PROVIDED ENTRIES.
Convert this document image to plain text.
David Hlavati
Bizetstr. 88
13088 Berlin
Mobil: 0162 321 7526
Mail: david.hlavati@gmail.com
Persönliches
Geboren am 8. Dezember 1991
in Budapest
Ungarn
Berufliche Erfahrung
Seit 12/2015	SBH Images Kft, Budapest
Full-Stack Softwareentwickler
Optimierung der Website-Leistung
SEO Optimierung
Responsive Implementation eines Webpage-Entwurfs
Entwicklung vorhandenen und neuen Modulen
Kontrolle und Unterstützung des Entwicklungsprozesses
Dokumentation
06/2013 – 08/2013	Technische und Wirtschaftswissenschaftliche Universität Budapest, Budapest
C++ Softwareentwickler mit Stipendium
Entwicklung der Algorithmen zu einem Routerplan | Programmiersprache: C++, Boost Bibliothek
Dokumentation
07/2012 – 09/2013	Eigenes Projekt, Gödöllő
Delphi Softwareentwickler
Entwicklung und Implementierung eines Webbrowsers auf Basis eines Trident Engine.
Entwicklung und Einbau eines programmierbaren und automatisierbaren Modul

DIRECTIONS. The entries above should be copied out exactly, with none left out.

FINISHED EXERCISE.
Convert this document image to plain text.
David Hlavati
Bizetstr. 88
13088 Berlin
Mobil: 0162 321 7526
Mail: david.hlavati@gmail.com
Persönliches
Geboren am 8. Dezember 1991
in Budapest
Ungarn
Berufliche Erfahrung
Seit 12/2015	SBH Images Kft, Budapest
Full-Stack Softwareentwickler
Optimierung der Website-Leistung
SEO Optimierung
Responsive Implementation eines Webpage-Entwurfs
Entwicklung vorhandenen und neuen Modulen
Kontrolle und Unterstützung des Entwicklungsprozesses
Dokumentation
06/2013 – 08/2013	Technische und Wirtschaftswissenschaftliche Universität Budapest, Budapest
C++ Softwareentwickler mit Stipendium
Entwicklung der Algorithmen zu einem Routerplan | Programmiersprache: C++, Boost Bibliothek
Dokumentation
07/2012 – 09/2013	Eigenes Projekt, Gödöllő
Delphi Softwareentwickler
Entwicklung und Implementierung eines Webbrowsers auf Basis eines Trident Engine.
Entwicklung und Einbau eines programmierbaren und automatisierbaren Modul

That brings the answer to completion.